───── Task material

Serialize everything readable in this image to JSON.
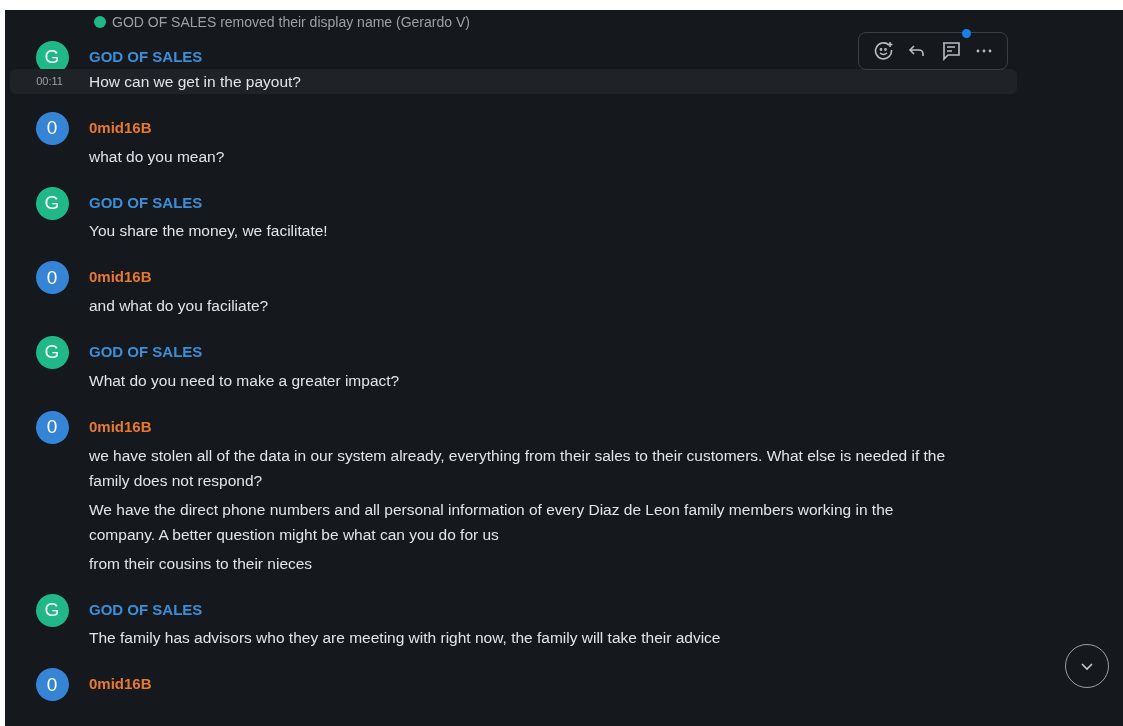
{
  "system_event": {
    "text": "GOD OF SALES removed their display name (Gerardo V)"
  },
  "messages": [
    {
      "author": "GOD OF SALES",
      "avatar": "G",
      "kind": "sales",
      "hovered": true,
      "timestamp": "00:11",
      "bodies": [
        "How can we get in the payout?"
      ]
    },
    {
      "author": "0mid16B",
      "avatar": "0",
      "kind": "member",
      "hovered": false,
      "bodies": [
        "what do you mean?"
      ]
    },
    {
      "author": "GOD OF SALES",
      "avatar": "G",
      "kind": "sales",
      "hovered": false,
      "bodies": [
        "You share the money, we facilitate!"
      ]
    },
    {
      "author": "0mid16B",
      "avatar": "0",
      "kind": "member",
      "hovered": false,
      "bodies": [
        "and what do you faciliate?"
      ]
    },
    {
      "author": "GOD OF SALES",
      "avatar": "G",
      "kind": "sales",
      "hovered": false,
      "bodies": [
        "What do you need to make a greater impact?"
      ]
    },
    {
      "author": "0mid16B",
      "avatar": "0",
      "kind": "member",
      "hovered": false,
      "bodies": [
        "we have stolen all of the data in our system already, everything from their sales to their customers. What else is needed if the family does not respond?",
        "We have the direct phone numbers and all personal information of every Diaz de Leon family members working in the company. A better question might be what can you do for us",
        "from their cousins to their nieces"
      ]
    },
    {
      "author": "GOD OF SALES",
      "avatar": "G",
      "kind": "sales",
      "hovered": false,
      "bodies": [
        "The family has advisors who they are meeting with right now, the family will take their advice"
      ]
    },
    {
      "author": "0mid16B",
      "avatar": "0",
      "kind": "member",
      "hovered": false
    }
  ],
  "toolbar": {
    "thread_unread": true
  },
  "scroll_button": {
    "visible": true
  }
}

──────────

What this task involves |
The records above are to be restated exactly, without their pictures.

Written reply |
Serialize everything readable in this image to JSON.
{
  "system_event": {
    "text": "GOD OF SALES removed their display name (Gerardo V)"
  },
  "messages": [
    {
      "author": "GOD OF SALES",
      "avatar": "G",
      "kind": "sales",
      "hovered": true,
      "timestamp": "00:11",
      "bodies": [
        "How can we get in the payout?"
      ]
    },
    {
      "author": "0mid16B",
      "avatar": "0",
      "kind": "member",
      "hovered": false,
      "bodies": [
        "what do you mean?"
      ]
    },
    {
      "author": "GOD OF SALES",
      "avatar": "G",
      "kind": "sales",
      "hovered": false,
      "bodies": [
        "You share the money, we facilitate!"
      ]
    },
    {
      "author": "0mid16B",
      "avatar": "0",
      "kind": "member",
      "hovered": false,
      "bodies": [
        "and what do you faciliate?"
      ]
    },
    {
      "author": "GOD OF SALES",
      "avatar": "G",
      "kind": "sales",
      "hovered": false,
      "bodies": [
        "What do you need to make a greater impact?"
      ]
    },
    {
      "author": "0mid16B",
      "avatar": "0",
      "kind": "member",
      "hovered": false,
      "bodies": [
        "we have stolen all of the data in our system already, everything from their sales to their customers. What else is needed if the family does not respond?",
        "We have the direct phone numbers and all personal information of every Diaz de Leon family members working in the company. A better question might be what can you do for us",
        "from their cousins to their nieces"
      ]
    },
    {
      "author": "GOD OF SALES",
      "avatar": "G",
      "kind": "sales",
      "hovered": false,
      "bodies": [
        "The family has advisors who they are meeting with right now, the family will take their advice"
      ]
    },
    {
      "author": "0mid16B",
      "avatar": "0",
      "kind": "member",
      "hovered": false
    }
  ],
  "toolbar": {
    "thread_unread": true
  },
  "scroll_button": {
    "visible": true
  }
}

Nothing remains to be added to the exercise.